Exercise brief → Convert every line of the records below into a JSON list of strings, one string per line, with blank lines dropped and the pictures left out.
------
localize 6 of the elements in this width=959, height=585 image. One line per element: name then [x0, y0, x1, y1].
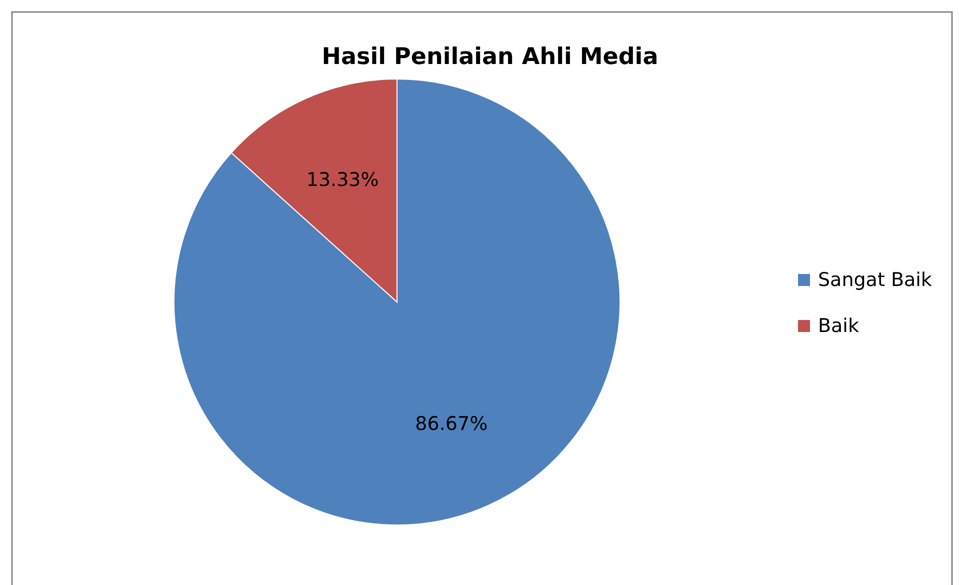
chart-title: Hasil Penilaian Ahli Media: [322, 44, 658, 70]
data-label: 13.33%: [306, 168, 379, 191]
legend-label: Sangat Baik: [818, 269, 932, 291]
pie-slice: [174, 78, 620, 526]
legend-label: Baik: [818, 315, 859, 337]
data-label: 86.67%: [415, 413, 488, 436]
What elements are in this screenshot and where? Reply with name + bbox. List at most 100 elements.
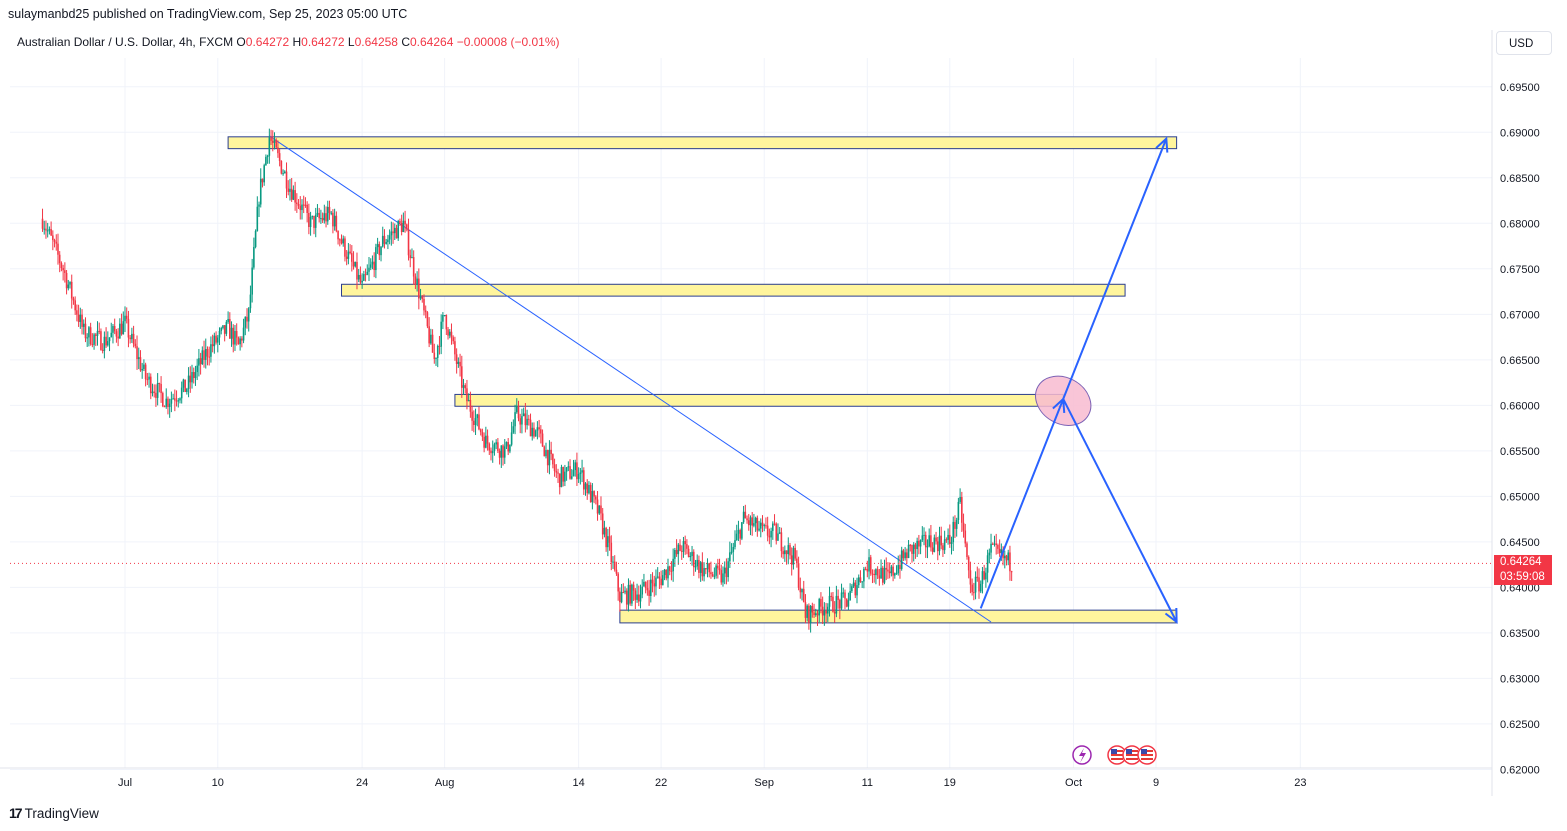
tradingview-logo[interactable]: 17 TradingView — [9, 805, 99, 821]
candle — [574, 459, 577, 477]
support-resistance-zone[interactable] — [454, 393, 1064, 407]
candle-body — [430, 334, 432, 344]
candle-body — [625, 590, 628, 605]
candle — [60, 261, 63, 272]
candle — [491, 440, 494, 463]
candle-body — [868, 557, 870, 572]
candle — [447, 326, 449, 340]
candle-body — [763, 525, 766, 527]
candle-body — [890, 566, 893, 574]
candle — [349, 244, 351, 255]
candle-body — [251, 267, 253, 295]
overlays-layer — [979, 136, 1178, 625]
candle-body — [679, 544, 681, 551]
candle — [225, 320, 228, 337]
projection-path-down[interactable] — [1062, 398, 1178, 623]
candle — [273, 132, 276, 150]
candle — [119, 318, 121, 339]
candle — [247, 307, 250, 332]
candle — [136, 335, 138, 370]
candles-layer — [10, 128, 1492, 633]
candle-body — [309, 216, 312, 228]
candle-body — [101, 349, 104, 351]
price-tick-label: 0.62500 — [1500, 719, 1540, 731]
candle-body — [804, 602, 807, 618]
support-resistance-zone[interactable] — [341, 283, 1126, 297]
candle-body — [105, 336, 107, 346]
candle-body — [514, 412, 516, 427]
candle — [330, 211, 332, 216]
candle — [192, 367, 195, 384]
candle-body — [694, 566, 697, 568]
support-resistance-zone[interactable] — [619, 609, 1178, 624]
candle — [64, 262, 66, 283]
candle-body — [911, 544, 913, 554]
currency-button[interactable]: USD — [1496, 31, 1552, 55]
candle-body — [223, 325, 226, 334]
candle-body — [254, 231, 257, 247]
candle — [789, 542, 791, 560]
candle-body — [402, 220, 405, 232]
candle-body — [930, 535, 932, 548]
trendline[interactable] — [269, 135, 992, 623]
candle-body — [593, 491, 595, 497]
candle — [653, 575, 656, 597]
candle — [167, 396, 169, 415]
candle-body — [588, 485, 590, 494]
candle-body — [218, 331, 221, 338]
candle-body — [53, 240, 56, 242]
candle — [124, 306, 126, 333]
candle — [923, 527, 925, 546]
candle — [162, 391, 164, 408]
candle-body — [966, 543, 968, 557]
candle — [878, 568, 881, 586]
candle-body — [416, 278, 418, 285]
candle — [622, 583, 625, 594]
support-resistance-zone[interactable] — [227, 136, 1178, 150]
candle — [620, 583, 623, 604]
time-axis: Jul 10 24 Aug 14 22 Sep 11 19 Oct 9 23 — [118, 777, 1306, 789]
candle — [455, 348, 458, 374]
candle-body — [433, 352, 436, 359]
candle-body — [428, 326, 430, 344]
low-label: L — [347, 35, 355, 49]
candle-body — [997, 544, 999, 549]
candle — [393, 223, 396, 241]
candle-body — [167, 398, 169, 407]
candle — [81, 309, 83, 335]
candle — [589, 482, 592, 503]
symbol-title[interactable]: Australian Dollar / U.S. Dollar, 4h, FXC… — [17, 35, 234, 49]
candle — [839, 598, 841, 620]
candle-body — [507, 442, 509, 452]
us-flag-event-icon[interactable] — [1137, 745, 1157, 765]
candle — [833, 601, 836, 623]
candle-body — [811, 606, 814, 613]
time-tick-label: Oct — [1065, 777, 1082, 789]
candle — [215, 331, 217, 345]
publisher-info: sulaymanbd25 published on TradingView.co… — [8, 7, 408, 21]
candle — [359, 266, 362, 285]
candle — [402, 212, 405, 233]
candle-body — [622, 592, 625, 594]
candle — [108, 337, 111, 352]
candle-body — [210, 344, 212, 357]
candle-body — [120, 323, 123, 335]
candle — [753, 513, 755, 528]
candle — [794, 543, 796, 561]
candle-body — [371, 261, 374, 265]
candle — [442, 312, 444, 330]
candle — [981, 567, 984, 594]
candle — [69, 281, 71, 289]
time-tick-label: 11 — [862, 777, 873, 789]
us-flag-event-icon[interactable] — [1107, 745, 1127, 765]
candle — [155, 384, 157, 407]
candle-body — [455, 354, 458, 364]
candle — [143, 359, 145, 372]
candle-body — [313, 215, 315, 228]
candle — [409, 249, 412, 268]
candle — [459, 353, 461, 377]
candle — [759, 518, 762, 538]
candle — [473, 410, 475, 433]
candle — [354, 261, 357, 268]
------
Solution for this exercise →
[
  "localize 6 of the elements in this width=959, height=585 image. One line per element: name then [x0, y0, x1, y1].",
  "chart-title: Hasil Penilaian Ahli Media: [322, 44, 658, 70]",
  "data-label: 13.33%: [306, 168, 379, 191]",
  "legend-label: Sangat Baik: [818, 269, 932, 291]",
  "pie-slice: [174, 78, 620, 526]",
  "legend-label: Baik: [818, 315, 859, 337]",
  "data-label: 86.67%: [415, 413, 488, 436]",
  "What elements are in this screenshot and where? Reply with name + bbox. List at most 100 elements.",
  "tradingview-logo[interactable]: 17 TradingView — [9, 805, 99, 821]",
  "candle — [574, 459, 577, 477]",
  "support-resistance-zone[interactable] — [454, 393, 1064, 407]",
  "candle-body — [430, 334, 432, 344]",
  "candle-body — [625, 590, 628, 605]",
  "candle — [60, 261, 63, 272]",
  "candle — [491, 440, 494, 463]",
  "candle-body — [868, 557, 870, 572]",
  "candle — [447, 326, 449, 340]",
  "candle-body — [763, 525, 766, 527]",
  "candle-body — [890, 566, 893, 574]",
  "candle — [349, 244, 351, 255]",
  "candle-body — [251, 267, 253, 295]",
  "overlays-layer — [979, 136, 1178, 625]",
  "candle-body — [679, 544, 681, 551]",
  "candle — [225, 320, 228, 337]",
  "projection-path-down[interactable] — [1062, 398, 1178, 623]",
  "candle — [273, 132, 276, 150]",
  "candle — [119, 318, 121, 339]",
  "candle — [247, 307, 250, 332]",
  "candle — [136, 335, 138, 370]",
  "candles-layer — [10, 128, 1492, 633]",
  "candle-body — [309, 216, 312, 228]",
  "candle-body — [101, 349, 104, 351]",
  "price-tick-label: 0.62500 — [1500, 719, 1540, 731]",
  "candle-body — [804, 602, 807, 618]",
  "support-resistance-zone[interactable] — [341, 283, 1126, 297]",
  "candle-body — [105, 336, 107, 346]",
  "candle-body — [514, 412, 516, 427]",
  "candle — [330, 211, 332, 216]",
  "candle — [192, 367, 195, 384]",
  "candle-body — [694, 566, 697, 568]",
  "support-resistance-zone[interactable] — [619, 609, 1178, 624]",
  "candle — [64, 262, 66, 283]",
  "candle-body — [911, 544, 913, 554]",
  "currency-button[interactable]: USD — [1496, 31, 1552, 55]",
  "candle-body — [223, 325, 226, 334]",
  "candle-body — [254, 231, 257, 247]",
  "candle — [789, 542, 791, 560]",
  "candle-body — [402, 220, 405, 232]",
  "candle-body — [930, 535, 932, 548]",
  "trendline[interactable] — [269, 135, 992, 623]",
  "candle-body — [593, 491, 595, 497]",
  "candle — [653, 575, 656, 597]",
  "candle — [167, 396, 169, 415]",
  "candle-body — [588, 485, 590, 494]",
  "candle-body — [218, 331, 221, 338]",
  "candle-body — [53, 240, 56, 242]",
  "candle — [124, 306, 126, 333]",
  "candle — [923, 527, 925, 546]",
  "candle — [162, 391, 164, 408]",
  "candle-body — [966, 543, 968, 557]",
  "candle — [878, 568, 881, 586]",
  "candle-body — [416, 278, 418, 285]",
  "candle — [622, 583, 625, 594]",
  "support-resistance-zone[interactable] — [227, 136, 1178, 150]",
  "candle — [620, 583, 623, 604]",
  "time-axis: Jul 10 24 Aug 14 22 Sep 11 19 Oct 9 23 — [118, 777, 1306, 789]",
  "candle — [455, 348, 458, 374]",
  "candle-body — [433, 352, 436, 359]",
  "candle-body — [428, 326, 430, 344]",
  "low-label: L — [347, 35, 355, 49]",
  "candle-body — [997, 544, 999, 549]",
  "candle — [393, 223, 396, 241]",
  "candle-body — [167, 398, 169, 407]",
  "candle — [81, 309, 83, 335]",
  "candle — [589, 482, 592, 503]",
  "symbol-title[interactable]: Australian Dollar / U.S. Dollar, 4h, FXC… — [17, 35, 234, 49]",
  "candle — [839, 598, 841, 620]",
  "candle-body — [507, 442, 509, 452]",
  "us-flag-event-icon[interactable] — [1137, 745, 1157, 765]",
  "candle — [833, 601, 836, 623]",
  "candle-body — [811, 606, 814, 613]",
  "time-tick-label: Oct — [1065, 777, 1082, 789]",
  "candle — [215, 331, 217, 345]",
  "publisher-info: sulaymanbd25 published on TradingView.co… — [8, 7, 408, 21]",
  "candle — [359, 266, 362, 285]",
  "candle — [402, 212, 405, 233]",
  "candle-body — [622, 592, 625, 594]",
  "candle — [108, 337, 111, 352]",
  "candle-body — [210, 344, 212, 357]",
  "candle-body — [120, 323, 123, 335]",
  "candle — [753, 513, 755, 528]",
  "candle — [794, 543, 796, 561]",
  "candle-body — [371, 261, 374, 265]",
  "candle — [442, 312, 444, 330]",
  "candle — [981, 567, 984, 594]",
  "candle — [69, 281, 71, 289]",
  "time-tick-label: 11 — [862, 777, 873, 789]",
  "us-flag-event-icon[interactable] — [1107, 745, 1127, 765]",
  "candle — [155, 384, 157, 407]",
  "candle-body — [455, 354, 458, 364]",
  "candle — [143, 359, 145, 372]",
  "candle-body — [313, 215, 315, 228]",
  "candle — [409, 249, 412, 268]",
  "candle — [459, 353, 461, 377]",
  "candle — [759, 518, 762, 538]",
  "candle — [473, 410, 475, 433]",
  "candle — [354, 261, 357, 268]"
]